§ Given task A
Answer these questions from the mushroom soup post below:
(i) What does the author add to make the soup thick and creamy?
(ii) In which two sauces had the author used black garlic before this soup?
(iii) How were the onions served on the side prepared?
§ Given task B
Decide whether each statement agrees with the mushroom soup post below. Answer yes or no, and quote the words from the post that settle it.
(i) The soup is thickened with a béchamel sauce.
(ii) The onion rings on top of the soup were deep-fried until very dark.
(iii) The mushrooms should be sautéed only until they release their water.

§ Document extract
This creamy mushroom soup with black garlic and porcini can be made with any mushrooms you love and is served with crispy onion rings.
This creamy mushroom soup with black garlic and porcini is my latest obsession! Probably this has something to do with the season, and that’s because every fall I start to crave comforting, earthy recipes and dishes that smell like fall! Yes, it’s not only pumpkin and squash that smells like fall (though if you’re head to toe into the fall spirit you may also want to check this butternut squash risotto). And I promise you this: once you smell this velvety and ultra creamy soup, you’ll think you’re in the forest!
If you happen to visit this blog often, then you know about my latest obsession, black garlic! Using black garlic in a recipe is the perfect way to get all the benefits of garlic (or more accurately twice the health benefits) plus a sweet and earthy taste without the strong smell of raw garlic. Until now I have used black garlic in a tzatziki sauce (you can find the recipe in this juicy Greek pork skewers post) and in a Mediterranean chimichurri (recipe in this juicy fried meatballs post) and I have totally loved it! The only obvious next choice was to use it in a mushroom recipe since both mushrooms and black garlic have an earthy taste, full of umami, and complement each other.
What’s my simple trick for a thick, creamy mushroom soup? A small potato. At first, I thought about making a béchamel sauce to thicken the soup, but this would mean extra trouble, an extra dirty pot, and this recipe no longer being gluten-free (though you can make béchamel with cornstarch instead of flour). The potato option is a lot easier and simpler because all you have to do is to cook it with the rest of the ingredients.
For better presentation, I needed some very dark onion rings. To make them, I cut an onion into thin slices, put them in a zip log bag with some flour and shook well until fully coated. Then I deep-fried half of them until very dark in color, and almost (but not) burned. These are the onions you see on top of the mushroom soup. For the onions served on the side I just dipped the rest in a simple flour slurry and deep-fried them until golden brown. Easy and not complicated things! They are delicious both ways!
- I guess that you want ALL the mushroom flavor! To achieve this, sauté the mushrooms until they water out, and then continue sautéing them, stirring frequently, until all the juices are evaporated and the mushrooms are deep brown in color and very fragrant.

§ Source material

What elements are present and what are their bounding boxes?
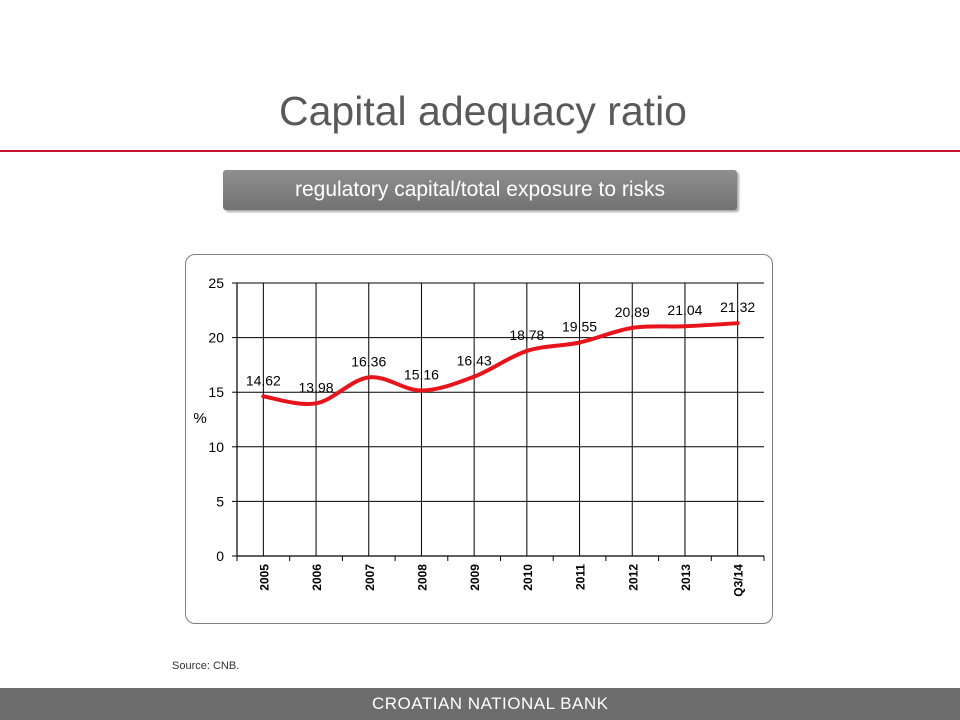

§ Response A
(i) A small potato.
(ii) A tzatziki sauce and a Mediterranean chimichurri.
(iii) They were dipped in a simple flour slurry and deep-fried until golden brown.

§ Response B
(i) No: "What’s my simple trick for a thick, creamy mushroom soup? A small potato."
(ii) Yes: "Then I deep-fried half of them until very dark in color, and almost (but not) burned. These are the onions you see on top of the mushroom soup."
(iii) No: "sauté the mushrooms until they water out, and then continue sautéing them, stirring frequently, until all the juices are evaporated"